__Material provided__
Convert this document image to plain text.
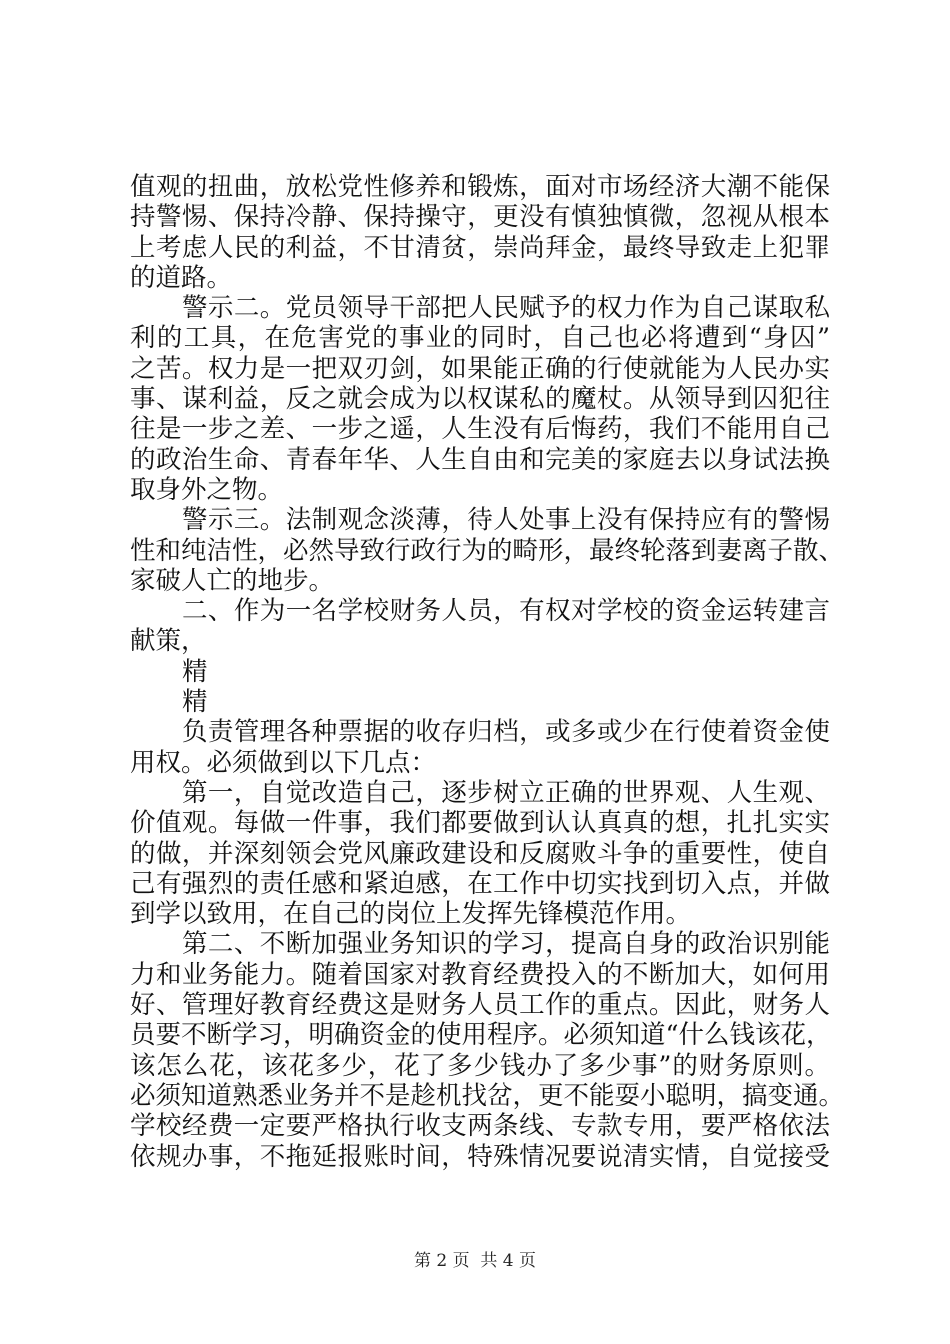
值观的扭曲，放松党性修养和锻炼，面对市场经济大潮不能保
持警惕、保持冷静、保持操守，更没有慎独慎微，忽视从根本
上考虑人民的利益，不甘清贫，崇尚拜金，最终导致走上犯罪
的道路。
警示二。党员领导干部把人民赋予的权力作为自己谋取私
利的工具，在危害党的事业的同时，自己也必将遭到“身囚”
之苦。权力是一把双刃剑，如果能正确的行使就能为人民办实
事、谋利益，反之就会成为以权谋私的魔杖。从领导到囚犯往
往是一步之差、一步之遥，人生没有后悔药，我们不能用自己
的政治生命、青春年华、人生自由和完美的家庭去以身试法换
取身外之物。
警示三。法制观念淡薄，待人处事上没有保持应有的警惕
性和纯洁性，必然导致行政行为的畸形，最终轮落到妻离子散、
家破人亡的地步。
二、作为一名学校财务人员，有权对学校的资金运转建言
献策，
精
精
负责管理各种票据的收存归档，或多或少在行使着资金使
用权。必须做到以下几点：
第一，自觉改造自己，逐步树立正确的世界观、人生观、
价值观。每做一件事，我们都要做到认认真真的想，扎扎实实
的做，并深刻领会党风廉政建设和反腐败斗争的重要性，使自
己有强烈的责任感和紧迫感，在工作中切实找到切入点，并做
到学以致用，在自己的岗位上发挥先锋模范作用。
第二、不断加强业务知识的学习，提高自身的政治识别能
力和业务能力。随着国家对教育经费投入的不断加大，如何用
好、管理好教育经费这是财务人员工作的重点。因此，财务人
员要不断学习，明确资金的使用程序。必须知道“什么钱该花，
该怎么花，该花多少，花了多少钱办了多少事”的财务原则。
必须知道熟悉业务并不是趁机找岔，更不能耍小聪明，搞变通。
学校经费一定要严格执行收支两条线、专款专用，要严格依法
依规办事，不拖延报账时间，特殊情况要说清实情，自觉接受
第 2 页  共 4 页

__What is being asked__
Repeat each record exactly, with the pictures left out.

__Full answer__
Convert this document image to plain text.
值观的扭曲，放松党性修养和锻炼，面对市场经济大潮不能保
持警惕、保持冷静、保持操守，更没有慎独慎微，忽视从根本
上考虑人民的利益，不甘清贫，崇尚拜金，最终导致走上犯罪
的道路。
警示二。党员领导干部把人民赋予的权力作为自己谋取私
利的工具，在危害党的事业的同时，自己也必将遭到“身囚”
之苦。权力是一把双刃剑，如果能正确的行使就能为人民办实
事、谋利益，反之就会成为以权谋私的魔杖。从领导到囚犯往
往是一步之差、一步之遥，人生没有后悔药，我们不能用自己
的政治生命、青春年华、人生自由和完美的家庭去以身试法换
取身外之物。
警示三。法制观念淡薄，待人处事上没有保持应有的警惕
性和纯洁性，必然导致行政行为的畸形，最终轮落到妻离子散、
家破人亡的地步。
二、作为一名学校财务人员，有权对学校的资金运转建言
献策，
精
精
负责管理各种票据的收存归档，或多或少在行使着资金使
用权。必须做到以下几点：
第一，自觉改造自己，逐步树立正确的世界观、人生观、
价值观。每做一件事，我们都要做到认认真真的想，扎扎实实
的做，并深刻领会党风廉政建设和反腐败斗争的重要性，使自
己有强烈的责任感和紧迫感，在工作中切实找到切入点，并做
到学以致用，在自己的岗位上发挥先锋模范作用。
第二、不断加强业务知识的学习，提高自身的政治识别能
力和业务能力。随着国家对教育经费投入的不断加大，如何用
好、管理好教育经费这是财务人员工作的重点。因此，财务人
员要不断学习，明确资金的使用程序。必须知道“什么钱该花，
该怎么花，该花多少，花了多少钱办了多少事”的财务原则。
必须知道熟悉业务并不是趁机找岔，更不能耍小聪明，搞变通。
学校经费一定要严格执行收支两条线、专款专用，要严格依法
依规办事，不拖延报账时间，特殊情况要说清实情，自觉接受
第 2 页  共 4 页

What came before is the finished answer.